--- start of TASK INPUTS ---

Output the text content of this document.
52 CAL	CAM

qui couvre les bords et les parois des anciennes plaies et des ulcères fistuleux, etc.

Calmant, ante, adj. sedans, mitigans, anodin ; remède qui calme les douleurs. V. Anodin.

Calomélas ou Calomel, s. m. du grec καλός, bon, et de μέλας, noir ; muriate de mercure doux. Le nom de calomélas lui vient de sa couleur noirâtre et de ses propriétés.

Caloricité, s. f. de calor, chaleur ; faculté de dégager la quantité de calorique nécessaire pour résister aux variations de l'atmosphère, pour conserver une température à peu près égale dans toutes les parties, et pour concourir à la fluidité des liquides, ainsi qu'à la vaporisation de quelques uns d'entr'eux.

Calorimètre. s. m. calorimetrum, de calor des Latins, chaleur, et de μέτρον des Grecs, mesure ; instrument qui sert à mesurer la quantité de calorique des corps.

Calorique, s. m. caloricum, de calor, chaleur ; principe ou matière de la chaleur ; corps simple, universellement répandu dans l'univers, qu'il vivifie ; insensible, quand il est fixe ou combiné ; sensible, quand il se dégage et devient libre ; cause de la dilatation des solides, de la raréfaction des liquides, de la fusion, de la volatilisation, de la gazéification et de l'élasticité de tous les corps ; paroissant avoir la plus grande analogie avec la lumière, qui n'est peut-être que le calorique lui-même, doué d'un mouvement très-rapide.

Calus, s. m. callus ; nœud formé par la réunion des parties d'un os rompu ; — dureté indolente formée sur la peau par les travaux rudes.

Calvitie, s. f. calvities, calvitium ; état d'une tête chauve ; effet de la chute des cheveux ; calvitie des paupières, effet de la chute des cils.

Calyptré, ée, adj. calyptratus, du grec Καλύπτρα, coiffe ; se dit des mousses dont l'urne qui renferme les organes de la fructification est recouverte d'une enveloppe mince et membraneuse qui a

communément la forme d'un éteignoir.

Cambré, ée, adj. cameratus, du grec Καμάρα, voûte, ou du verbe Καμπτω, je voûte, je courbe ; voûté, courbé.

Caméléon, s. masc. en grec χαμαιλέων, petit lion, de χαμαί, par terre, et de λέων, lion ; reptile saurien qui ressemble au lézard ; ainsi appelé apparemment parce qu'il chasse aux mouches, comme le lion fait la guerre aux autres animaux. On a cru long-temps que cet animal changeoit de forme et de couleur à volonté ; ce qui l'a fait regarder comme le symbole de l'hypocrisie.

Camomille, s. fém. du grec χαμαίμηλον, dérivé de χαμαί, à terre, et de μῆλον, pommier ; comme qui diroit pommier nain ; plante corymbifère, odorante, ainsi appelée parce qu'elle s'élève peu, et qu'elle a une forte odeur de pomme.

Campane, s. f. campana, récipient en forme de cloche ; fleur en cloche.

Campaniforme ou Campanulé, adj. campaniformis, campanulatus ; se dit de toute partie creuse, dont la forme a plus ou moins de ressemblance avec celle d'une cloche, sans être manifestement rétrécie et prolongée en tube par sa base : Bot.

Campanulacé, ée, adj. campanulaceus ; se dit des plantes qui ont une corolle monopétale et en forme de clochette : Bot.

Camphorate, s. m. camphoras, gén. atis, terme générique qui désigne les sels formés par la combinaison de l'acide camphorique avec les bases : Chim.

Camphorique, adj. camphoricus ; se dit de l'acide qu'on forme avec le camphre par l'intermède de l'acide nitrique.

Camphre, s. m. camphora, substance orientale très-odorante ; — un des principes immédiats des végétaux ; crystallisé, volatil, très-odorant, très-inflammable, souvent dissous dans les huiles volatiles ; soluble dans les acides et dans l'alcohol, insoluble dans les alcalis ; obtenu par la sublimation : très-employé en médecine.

--- end of TASK INPUTS ---
--- start of TASK INPUTS ---

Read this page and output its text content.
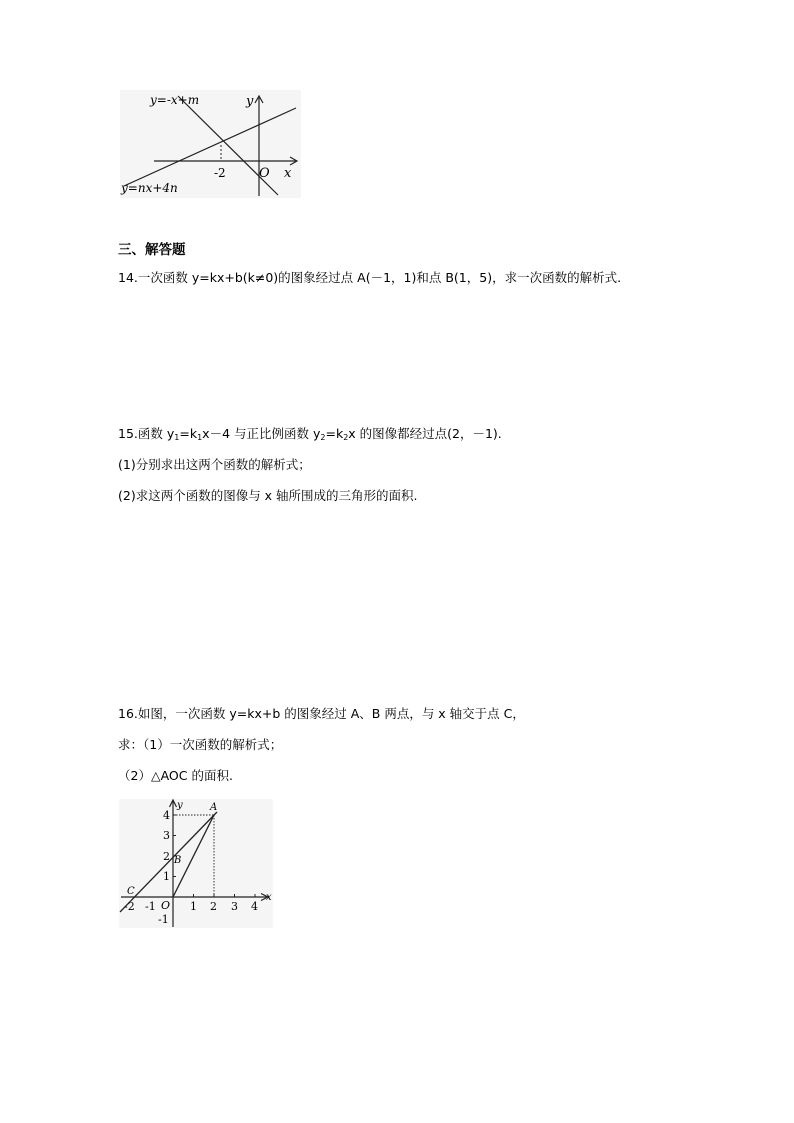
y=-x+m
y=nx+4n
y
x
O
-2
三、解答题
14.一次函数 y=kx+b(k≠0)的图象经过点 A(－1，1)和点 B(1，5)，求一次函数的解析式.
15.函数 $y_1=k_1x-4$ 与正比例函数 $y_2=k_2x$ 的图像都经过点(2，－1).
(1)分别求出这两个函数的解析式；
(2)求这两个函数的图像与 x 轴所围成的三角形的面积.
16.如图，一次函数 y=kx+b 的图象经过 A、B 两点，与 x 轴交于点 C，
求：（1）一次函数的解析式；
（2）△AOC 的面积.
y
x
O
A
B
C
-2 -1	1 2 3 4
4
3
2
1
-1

--- end of TASK INPUTS ---

● REQUIRED TASK
Provide only the count of lines in the material above that hold the word "odorante".

● ANSWER TO THE PROBLEM
2